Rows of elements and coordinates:

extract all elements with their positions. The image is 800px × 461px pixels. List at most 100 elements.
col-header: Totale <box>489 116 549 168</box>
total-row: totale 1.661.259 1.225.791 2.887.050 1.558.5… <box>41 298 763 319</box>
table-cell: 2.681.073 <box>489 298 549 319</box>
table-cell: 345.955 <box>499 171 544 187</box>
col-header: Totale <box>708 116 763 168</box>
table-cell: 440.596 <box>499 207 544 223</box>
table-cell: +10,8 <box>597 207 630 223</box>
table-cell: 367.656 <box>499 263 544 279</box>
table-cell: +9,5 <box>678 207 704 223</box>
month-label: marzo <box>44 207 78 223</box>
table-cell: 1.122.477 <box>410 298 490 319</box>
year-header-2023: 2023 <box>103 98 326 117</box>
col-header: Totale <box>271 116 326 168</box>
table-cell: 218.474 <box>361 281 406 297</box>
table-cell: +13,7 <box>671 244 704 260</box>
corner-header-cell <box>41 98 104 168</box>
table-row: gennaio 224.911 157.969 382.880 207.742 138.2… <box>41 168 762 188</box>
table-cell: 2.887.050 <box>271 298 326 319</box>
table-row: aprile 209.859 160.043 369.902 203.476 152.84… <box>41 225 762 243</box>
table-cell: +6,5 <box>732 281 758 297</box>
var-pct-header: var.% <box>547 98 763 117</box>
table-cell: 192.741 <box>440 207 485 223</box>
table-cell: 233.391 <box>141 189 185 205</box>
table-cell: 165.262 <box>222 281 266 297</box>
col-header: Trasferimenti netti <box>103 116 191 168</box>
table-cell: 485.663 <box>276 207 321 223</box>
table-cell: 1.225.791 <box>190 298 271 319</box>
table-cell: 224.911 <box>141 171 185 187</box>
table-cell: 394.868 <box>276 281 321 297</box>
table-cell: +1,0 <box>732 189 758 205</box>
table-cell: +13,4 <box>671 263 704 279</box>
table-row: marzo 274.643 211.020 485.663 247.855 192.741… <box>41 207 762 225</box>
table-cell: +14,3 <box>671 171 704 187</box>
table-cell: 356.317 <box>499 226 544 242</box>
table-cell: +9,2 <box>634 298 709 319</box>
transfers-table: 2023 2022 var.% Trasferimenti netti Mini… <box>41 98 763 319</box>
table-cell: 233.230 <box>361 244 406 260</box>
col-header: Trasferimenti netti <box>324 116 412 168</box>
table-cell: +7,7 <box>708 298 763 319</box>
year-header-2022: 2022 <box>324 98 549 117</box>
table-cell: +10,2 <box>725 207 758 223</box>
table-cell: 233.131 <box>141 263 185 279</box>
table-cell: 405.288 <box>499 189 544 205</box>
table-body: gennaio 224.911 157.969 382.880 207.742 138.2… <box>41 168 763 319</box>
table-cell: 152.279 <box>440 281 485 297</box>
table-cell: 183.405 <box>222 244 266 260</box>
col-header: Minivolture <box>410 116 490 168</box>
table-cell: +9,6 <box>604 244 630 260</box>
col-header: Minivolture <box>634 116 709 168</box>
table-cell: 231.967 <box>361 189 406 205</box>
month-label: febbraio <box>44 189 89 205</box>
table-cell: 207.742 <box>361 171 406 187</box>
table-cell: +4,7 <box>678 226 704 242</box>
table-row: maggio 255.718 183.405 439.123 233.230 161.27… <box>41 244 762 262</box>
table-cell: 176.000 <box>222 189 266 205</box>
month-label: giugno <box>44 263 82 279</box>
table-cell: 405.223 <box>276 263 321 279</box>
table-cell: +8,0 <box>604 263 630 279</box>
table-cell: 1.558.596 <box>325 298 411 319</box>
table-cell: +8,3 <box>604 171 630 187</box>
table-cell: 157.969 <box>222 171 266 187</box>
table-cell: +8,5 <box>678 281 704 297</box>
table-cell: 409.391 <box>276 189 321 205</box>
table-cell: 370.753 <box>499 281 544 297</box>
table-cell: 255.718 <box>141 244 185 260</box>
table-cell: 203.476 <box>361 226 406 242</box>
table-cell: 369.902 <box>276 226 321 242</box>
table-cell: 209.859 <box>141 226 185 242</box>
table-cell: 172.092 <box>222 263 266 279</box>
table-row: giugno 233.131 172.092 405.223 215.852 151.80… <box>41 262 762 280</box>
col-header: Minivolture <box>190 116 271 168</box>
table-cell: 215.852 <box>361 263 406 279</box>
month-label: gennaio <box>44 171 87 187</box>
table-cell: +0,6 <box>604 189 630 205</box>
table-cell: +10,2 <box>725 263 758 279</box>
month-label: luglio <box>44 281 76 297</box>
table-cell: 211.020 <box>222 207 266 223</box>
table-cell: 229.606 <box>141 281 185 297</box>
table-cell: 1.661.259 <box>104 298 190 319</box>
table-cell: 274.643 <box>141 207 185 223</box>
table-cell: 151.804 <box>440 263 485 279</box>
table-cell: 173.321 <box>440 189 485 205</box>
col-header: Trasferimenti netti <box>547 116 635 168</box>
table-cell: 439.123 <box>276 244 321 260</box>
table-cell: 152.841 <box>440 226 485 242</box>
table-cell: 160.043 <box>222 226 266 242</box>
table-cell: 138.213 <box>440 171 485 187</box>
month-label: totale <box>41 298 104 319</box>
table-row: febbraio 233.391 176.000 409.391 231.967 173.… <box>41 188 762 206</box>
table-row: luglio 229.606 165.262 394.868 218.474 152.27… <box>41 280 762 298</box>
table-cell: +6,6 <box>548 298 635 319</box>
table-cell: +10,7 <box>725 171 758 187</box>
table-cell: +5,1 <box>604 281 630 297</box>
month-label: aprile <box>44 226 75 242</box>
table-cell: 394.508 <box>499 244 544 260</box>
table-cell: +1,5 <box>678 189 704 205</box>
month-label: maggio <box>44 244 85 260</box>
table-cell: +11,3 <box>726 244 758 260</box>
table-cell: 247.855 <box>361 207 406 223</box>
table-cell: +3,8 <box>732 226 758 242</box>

Problem description:
Format every row above as a numbered list, dropping any blank lines.

Response to this task:
1. extract all elements with their positions. The image is 800px × 461px pixels. List at most 100 elements.
2. col-header: Totale <box>489 116 549 168</box>
3. total-row: totale 1.661.259 1.225.791 2.887.050 1.558.5… <box>41 298 763 319</box>
4. table-cell: 2.681.073 <box>489 298 549 319</box>
5. table-cell: 345.955 <box>499 171 544 187</box>
6. col-header: Totale <box>708 116 763 168</box>
7. table-cell: 440.596 <box>499 207 544 223</box>
8. table-cell: +10,8 <box>597 207 630 223</box>
9. table-cell: 367.656 <box>499 263 544 279</box>
10. table-cell: +9,5 <box>678 207 704 223</box>
11. month-label: marzo <box>44 207 78 223</box>
12. table-cell: 1.122.477 <box>410 298 490 319</box>
13. year-header-2023: 2023 <box>103 98 326 117</box>
14. col-header: Totale <box>271 116 326 168</box>
15. table-cell: 218.474 <box>361 281 406 297</box>
16. table-cell: +13,7 <box>671 244 704 260</box>
17. corner-header-cell <box>41 98 104 168</box>
18. table-row: gennaio 224.911 157.969 382.880 207.742 138.2… <box>41 168 762 188</box>
19. table-cell: 2.887.050 <box>271 298 326 319</box>
20. table-row: aprile 209.859 160.043 369.902 203.476 152.84… <box>41 225 762 243</box>
21. table-cell: +6,5 <box>732 281 758 297</box>
22. var-pct-header: var.% <box>547 98 763 117</box>
23. table-cell: 192.741 <box>440 207 485 223</box>
24. table-cell: 233.391 <box>141 189 185 205</box>
25. table-cell: 165.262 <box>222 281 266 297</box>
26. col-header: Trasferimenti netti <box>103 116 191 168</box>
27. table-cell: 485.663 <box>276 207 321 223</box>
28. table-cell: 1.225.791 <box>190 298 271 319</box>
29. table-cell: 224.911 <box>141 171 185 187</box>
30. table-cell: 394.868 <box>276 281 321 297</box>
31. table-cell: +1,0 <box>732 189 758 205</box>
32. table-cell: +13,4 <box>671 263 704 279</box>
33. table-row: marzo 274.643 211.020 485.663 247.855 192.741… <box>41 207 762 225</box>
34. table-cell: +14,3 <box>671 171 704 187</box>
35. table-cell: 356.317 <box>499 226 544 242</box>
36. table-cell: +9,2 <box>634 298 709 319</box>
37. transfers-table: 2023 2022 var.% Trasferimenti netti Mini… <box>41 98 763 319</box>
38. table-cell: 233.230 <box>361 244 406 260</box>
39. col-header: Trasferimenti netti <box>324 116 412 168</box>
40. table-cell: +7,7 <box>708 298 763 319</box>
41. year-header-2022: 2022 <box>324 98 549 117</box>
42. table-cell: +10,2 <box>725 207 758 223</box>
43. table-cell: 233.131 <box>141 263 185 279</box>
44. table-cell: 405.288 <box>499 189 544 205</box>
45. table-body: gennaio 224.911 157.969 382.880 207.742 138.2… <box>41 168 763 319</box>
46. table-cell: 152.279 <box>440 281 485 297</box>
47. table-cell: 183.405 <box>222 244 266 260</box>
48. col-header: Minivolture <box>410 116 490 168</box>
49. table-cell: +9,6 <box>604 244 630 260</box>
50. col-header: Minivolture <box>634 116 709 168</box>
51. table-cell: 231.967 <box>361 189 406 205</box>
52. month-label: febbraio <box>44 189 89 205</box>
53. table-cell: 207.742 <box>361 171 406 187</box>
54. table-cell: +4,7 <box>678 226 704 242</box>
55. table-row: maggio 255.718 183.405 439.123 233.230 161.27… <box>41 244 762 262</box>
56. table-cell: 176.000 <box>222 189 266 205</box>
57. month-label: giugno <box>44 263 82 279</box>
58. table-cell: 405.223 <box>276 263 321 279</box>
59. table-cell: +8,0 <box>604 263 630 279</box>
60. table-cell: 1.558.596 <box>325 298 411 319</box>
61. table-cell: +8,3 <box>604 171 630 187</box>
62. table-cell: 157.969 <box>222 171 266 187</box>
63. table-cell: +8,5 <box>678 281 704 297</box>
64. table-cell: 409.391 <box>276 189 321 205</box>
65. table-cell: 370.753 <box>499 281 544 297</box>
66. table-cell: 255.718 <box>141 244 185 260</box>
67. table-cell: 203.476 <box>361 226 406 242</box>
68. table-cell: 369.902 <box>276 226 321 242</box>
69. table-cell: 209.859 <box>141 226 185 242</box>
70. table-cell: 172.092 <box>222 263 266 279</box>
71. table-row: giugno 233.131 172.092 405.223 215.852 151.80… <box>41 262 762 280</box>
72. col-header: Minivolture <box>190 116 271 168</box>
73. table-cell: 215.852 <box>361 263 406 279</box>
74. month-label: gennaio <box>44 171 87 187</box>
75. table-cell: +0,6 <box>604 189 630 205</box>
76. table-cell: +10,2 <box>725 263 758 279</box>
77. month-label: luglio <box>44 281 76 297</box>
78. table-cell: 211.020 <box>222 207 266 223</box>
79. table-cell: 229.606 <box>141 281 185 297</box>
80. table-cell: 1.661.259 <box>104 298 190 319</box>
81. table-cell: 274.643 <box>141 207 185 223</box>
82. table-cell: 151.804 <box>440 263 485 279</box>
83. table-cell: 173.321 <box>440 189 485 205</box>
84. col-header: Trasferimenti netti <box>547 116 635 168</box>
85. table-cell: 439.123 <box>276 244 321 260</box>
86. table-cell: 152.841 <box>440 226 485 242</box>
87. table-cell: 160.043 <box>222 226 266 242</box>
88. table-cell: 138.213 <box>440 171 485 187</box>
89. month-label: totale <box>41 298 104 319</box>
90. table-row: febbraio 233.391 176.000 409.391 231.967 173.… <box>41 188 762 206</box>
91. table-row: luglio 229.606 165.262 394.868 218.474 152.27… <box>41 280 762 298</box>
92. table-cell: +6,6 <box>548 298 635 319</box>
93. table-cell: +10,7 <box>725 171 758 187</box>
94. table-cell: +5,1 <box>604 281 630 297</box>
95. month-label: aprile <box>44 226 75 242</box>
96. table-cell: 394.508 <box>499 244 544 260</box>
97. table-cell: +1,5 <box>678 189 704 205</box>
98. month-label: maggio <box>44 244 85 260</box>
99. table-cell: +11,3 <box>726 244 758 260</box>
100. table-cell: 247.855 <box>361 207 406 223</box>
101. table-cell: +3,8 <box>732 226 758 242</box>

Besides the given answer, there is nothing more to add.